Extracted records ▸
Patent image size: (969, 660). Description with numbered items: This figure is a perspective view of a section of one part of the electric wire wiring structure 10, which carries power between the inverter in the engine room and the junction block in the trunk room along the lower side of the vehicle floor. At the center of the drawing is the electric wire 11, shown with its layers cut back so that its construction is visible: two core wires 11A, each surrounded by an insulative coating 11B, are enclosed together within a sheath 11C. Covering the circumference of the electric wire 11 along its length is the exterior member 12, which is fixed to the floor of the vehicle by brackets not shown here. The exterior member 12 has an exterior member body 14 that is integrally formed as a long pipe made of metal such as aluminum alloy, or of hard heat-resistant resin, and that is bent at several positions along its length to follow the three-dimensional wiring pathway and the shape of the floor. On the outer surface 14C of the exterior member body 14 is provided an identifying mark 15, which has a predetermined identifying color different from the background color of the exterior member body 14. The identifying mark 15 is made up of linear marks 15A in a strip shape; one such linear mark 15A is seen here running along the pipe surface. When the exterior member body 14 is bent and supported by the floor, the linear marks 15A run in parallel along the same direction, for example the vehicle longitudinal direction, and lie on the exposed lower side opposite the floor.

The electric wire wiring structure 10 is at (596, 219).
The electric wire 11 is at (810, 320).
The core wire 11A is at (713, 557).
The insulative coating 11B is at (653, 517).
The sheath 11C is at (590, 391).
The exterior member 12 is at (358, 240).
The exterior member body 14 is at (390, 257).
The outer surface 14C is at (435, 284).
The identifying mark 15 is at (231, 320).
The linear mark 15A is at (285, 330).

Work to complete ▸
Convert the data above into a two-column CSV with the headers "description" and "locations", giving each description and its matching set of positions a single row. Put each field in quotation marks, and replace every line break inside a field with a space.

Finished task ▸
description,locations
"Patent image size: (969, 660). Description with numbered items: This figure is a perspective view of a section of one part of the electric wire wiring structure 10, which carries power between the inverter in the engine room and the junction block in the trunk room along the lower side of the vehicle floor. At the center of the drawing is the electric wire 11, shown with its layers cut back so that its construction is visible: two core wires 11A, each surrounded by an insulative coating 11B, are enclosed together within a sheath 11C. Covering the circumference of the electric wire 11 along its length is the exterior member 12, which is fixed to the floor of the vehicle by brackets not shown here. The exterior member 12 has an exterior member body 14 that is integrally formed as a long pipe made of metal such as aluminum alloy, or of hard heat-resistant resin, and that is bent at several positions along its length to follow the three-dimensional wiring pathway and the shape of the floor. On the outer surface 14C of the exterior member body 14 is provided an identifying mark 15, which has a predetermined identifying color different from the background color of the exterior member body 14. The identifying mark 15 is made up of linear marks 15A in a strip shape; one such linear mark 15A is seen here running along the pipe surface. When the exterior member body 14 is bent and supported by the floor, the linear marks 15A run in parallel along the same direction, for example the vehicle longitudinal direction, and lie on the exposed lower side opposite the floor.","The electric wire wiring structure 10 is at (596, 219). The electric wire 11 is at (810, 320). The core wire 11A is at (713, 557). The insulative coating 11B is at (653, 517). The sheath 11C is at (590, 391). The exterior member 12 is at (358, 240). The exterior member body 14 is at (390, 257). The outer surface 14C is at (435, 284). The identifying mark 15 is at (231, 320). The linear mark 15A is at (285, 330)."